> **YOUR INSTRUCTIONS**: Take from the listing each line that has the string "subtitle".

*** DATA FOR PROCESSING

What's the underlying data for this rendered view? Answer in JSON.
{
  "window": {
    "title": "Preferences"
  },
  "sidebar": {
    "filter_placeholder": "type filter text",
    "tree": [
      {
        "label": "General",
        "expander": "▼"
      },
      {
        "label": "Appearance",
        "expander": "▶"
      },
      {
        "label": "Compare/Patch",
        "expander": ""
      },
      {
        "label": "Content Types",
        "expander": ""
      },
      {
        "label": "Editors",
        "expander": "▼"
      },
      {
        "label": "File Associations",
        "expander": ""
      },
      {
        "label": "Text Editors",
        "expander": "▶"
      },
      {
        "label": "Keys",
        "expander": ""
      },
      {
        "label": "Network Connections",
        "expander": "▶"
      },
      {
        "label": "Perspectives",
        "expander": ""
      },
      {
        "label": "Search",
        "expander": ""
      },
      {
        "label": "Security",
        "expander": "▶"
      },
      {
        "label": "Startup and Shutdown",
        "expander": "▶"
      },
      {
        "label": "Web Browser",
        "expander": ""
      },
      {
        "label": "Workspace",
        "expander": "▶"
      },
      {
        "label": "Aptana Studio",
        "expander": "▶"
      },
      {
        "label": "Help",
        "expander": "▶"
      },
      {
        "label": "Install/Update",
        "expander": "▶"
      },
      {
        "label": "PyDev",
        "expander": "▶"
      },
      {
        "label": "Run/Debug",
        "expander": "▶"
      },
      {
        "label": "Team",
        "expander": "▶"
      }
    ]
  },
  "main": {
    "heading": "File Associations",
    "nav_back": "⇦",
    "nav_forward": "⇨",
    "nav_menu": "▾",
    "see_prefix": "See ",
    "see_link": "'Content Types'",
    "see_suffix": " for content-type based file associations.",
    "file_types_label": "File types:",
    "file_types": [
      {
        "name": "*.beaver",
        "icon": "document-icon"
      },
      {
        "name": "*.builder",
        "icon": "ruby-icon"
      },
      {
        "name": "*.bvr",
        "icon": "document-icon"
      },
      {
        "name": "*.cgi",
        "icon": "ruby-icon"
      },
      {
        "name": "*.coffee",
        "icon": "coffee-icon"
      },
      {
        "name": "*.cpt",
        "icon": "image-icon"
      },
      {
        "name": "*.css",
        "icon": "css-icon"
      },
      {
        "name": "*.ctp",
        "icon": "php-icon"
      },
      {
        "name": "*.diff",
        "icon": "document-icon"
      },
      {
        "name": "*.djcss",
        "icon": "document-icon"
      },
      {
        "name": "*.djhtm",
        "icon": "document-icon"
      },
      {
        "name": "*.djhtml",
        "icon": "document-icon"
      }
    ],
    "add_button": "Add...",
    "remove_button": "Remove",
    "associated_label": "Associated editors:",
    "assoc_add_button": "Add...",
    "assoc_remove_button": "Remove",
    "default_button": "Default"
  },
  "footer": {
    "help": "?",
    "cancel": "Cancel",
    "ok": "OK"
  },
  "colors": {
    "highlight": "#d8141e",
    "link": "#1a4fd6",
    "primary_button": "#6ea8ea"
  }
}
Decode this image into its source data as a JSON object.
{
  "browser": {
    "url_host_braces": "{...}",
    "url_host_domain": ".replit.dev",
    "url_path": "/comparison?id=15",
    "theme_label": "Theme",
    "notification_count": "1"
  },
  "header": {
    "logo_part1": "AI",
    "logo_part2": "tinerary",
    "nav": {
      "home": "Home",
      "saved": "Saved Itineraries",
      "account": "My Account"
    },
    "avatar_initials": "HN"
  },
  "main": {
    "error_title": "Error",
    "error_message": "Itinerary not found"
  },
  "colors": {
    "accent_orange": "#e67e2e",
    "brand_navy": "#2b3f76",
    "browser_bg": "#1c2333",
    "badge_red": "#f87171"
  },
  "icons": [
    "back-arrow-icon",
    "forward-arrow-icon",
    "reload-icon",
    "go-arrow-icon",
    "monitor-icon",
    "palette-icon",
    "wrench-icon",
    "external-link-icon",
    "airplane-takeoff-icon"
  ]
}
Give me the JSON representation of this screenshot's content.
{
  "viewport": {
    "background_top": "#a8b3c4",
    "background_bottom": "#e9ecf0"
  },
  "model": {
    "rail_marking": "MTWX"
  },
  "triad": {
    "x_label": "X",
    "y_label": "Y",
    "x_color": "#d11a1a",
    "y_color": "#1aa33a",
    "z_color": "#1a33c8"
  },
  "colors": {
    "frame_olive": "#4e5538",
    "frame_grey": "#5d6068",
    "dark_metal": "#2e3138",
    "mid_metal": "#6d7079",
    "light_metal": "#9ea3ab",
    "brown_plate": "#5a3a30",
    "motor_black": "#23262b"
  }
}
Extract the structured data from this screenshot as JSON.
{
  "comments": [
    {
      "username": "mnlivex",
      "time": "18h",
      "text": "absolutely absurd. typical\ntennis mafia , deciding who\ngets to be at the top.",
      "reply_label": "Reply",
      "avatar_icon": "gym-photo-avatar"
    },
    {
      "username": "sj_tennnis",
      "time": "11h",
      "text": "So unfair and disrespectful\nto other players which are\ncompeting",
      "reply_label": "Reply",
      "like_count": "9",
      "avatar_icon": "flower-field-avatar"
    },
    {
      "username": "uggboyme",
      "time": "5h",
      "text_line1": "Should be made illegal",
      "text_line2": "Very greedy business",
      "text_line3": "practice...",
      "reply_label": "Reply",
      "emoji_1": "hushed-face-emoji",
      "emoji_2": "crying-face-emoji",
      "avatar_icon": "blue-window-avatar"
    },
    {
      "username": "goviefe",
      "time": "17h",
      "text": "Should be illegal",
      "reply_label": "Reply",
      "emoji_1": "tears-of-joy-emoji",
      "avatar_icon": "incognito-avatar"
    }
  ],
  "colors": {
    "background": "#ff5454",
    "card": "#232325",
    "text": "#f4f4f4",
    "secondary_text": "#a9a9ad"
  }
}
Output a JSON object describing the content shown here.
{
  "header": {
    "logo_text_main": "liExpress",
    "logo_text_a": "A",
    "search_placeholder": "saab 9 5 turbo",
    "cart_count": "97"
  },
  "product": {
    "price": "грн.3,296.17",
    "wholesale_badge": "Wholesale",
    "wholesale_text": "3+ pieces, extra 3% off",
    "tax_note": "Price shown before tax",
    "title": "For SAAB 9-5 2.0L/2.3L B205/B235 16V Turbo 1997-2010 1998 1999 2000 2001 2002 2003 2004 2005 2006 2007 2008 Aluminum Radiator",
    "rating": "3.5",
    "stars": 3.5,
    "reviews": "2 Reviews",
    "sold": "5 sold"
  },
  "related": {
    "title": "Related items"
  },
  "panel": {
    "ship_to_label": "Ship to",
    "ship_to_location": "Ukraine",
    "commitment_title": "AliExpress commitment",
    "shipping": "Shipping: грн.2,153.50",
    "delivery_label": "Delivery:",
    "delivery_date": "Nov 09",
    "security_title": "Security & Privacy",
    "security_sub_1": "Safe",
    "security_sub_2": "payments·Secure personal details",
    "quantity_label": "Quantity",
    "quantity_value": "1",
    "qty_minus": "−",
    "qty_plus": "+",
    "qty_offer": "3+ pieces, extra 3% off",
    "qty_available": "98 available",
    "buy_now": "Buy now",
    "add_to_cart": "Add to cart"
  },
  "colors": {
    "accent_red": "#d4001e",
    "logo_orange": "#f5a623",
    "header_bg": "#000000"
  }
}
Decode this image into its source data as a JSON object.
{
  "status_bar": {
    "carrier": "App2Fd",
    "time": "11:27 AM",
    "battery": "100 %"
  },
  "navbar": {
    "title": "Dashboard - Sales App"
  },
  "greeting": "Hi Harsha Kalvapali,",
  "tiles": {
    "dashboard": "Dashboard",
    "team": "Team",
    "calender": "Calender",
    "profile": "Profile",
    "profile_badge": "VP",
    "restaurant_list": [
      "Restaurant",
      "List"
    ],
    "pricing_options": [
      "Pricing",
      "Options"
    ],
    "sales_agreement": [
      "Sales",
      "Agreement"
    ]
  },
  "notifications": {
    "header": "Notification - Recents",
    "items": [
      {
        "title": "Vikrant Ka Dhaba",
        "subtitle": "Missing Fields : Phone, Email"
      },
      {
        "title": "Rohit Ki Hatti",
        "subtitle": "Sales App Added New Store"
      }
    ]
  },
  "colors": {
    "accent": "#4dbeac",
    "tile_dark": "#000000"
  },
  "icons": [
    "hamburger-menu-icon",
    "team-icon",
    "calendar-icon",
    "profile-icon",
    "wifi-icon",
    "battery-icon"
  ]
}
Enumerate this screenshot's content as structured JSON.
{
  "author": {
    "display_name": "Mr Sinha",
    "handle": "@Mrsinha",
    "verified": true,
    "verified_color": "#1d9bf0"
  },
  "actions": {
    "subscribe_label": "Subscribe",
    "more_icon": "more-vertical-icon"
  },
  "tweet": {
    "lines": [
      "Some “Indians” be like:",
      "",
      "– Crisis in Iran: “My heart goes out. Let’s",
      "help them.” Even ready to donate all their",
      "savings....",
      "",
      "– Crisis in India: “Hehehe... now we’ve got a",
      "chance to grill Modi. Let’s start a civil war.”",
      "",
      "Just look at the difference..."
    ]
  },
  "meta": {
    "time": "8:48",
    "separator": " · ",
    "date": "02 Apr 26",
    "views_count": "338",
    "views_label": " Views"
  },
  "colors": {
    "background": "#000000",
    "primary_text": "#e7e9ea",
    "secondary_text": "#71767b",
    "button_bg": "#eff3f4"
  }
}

******

> **FINAL RESULT**:
        "subtitle": "Missing Fields : Phone, Email"
        "subtitle": "Sales App Added New Store"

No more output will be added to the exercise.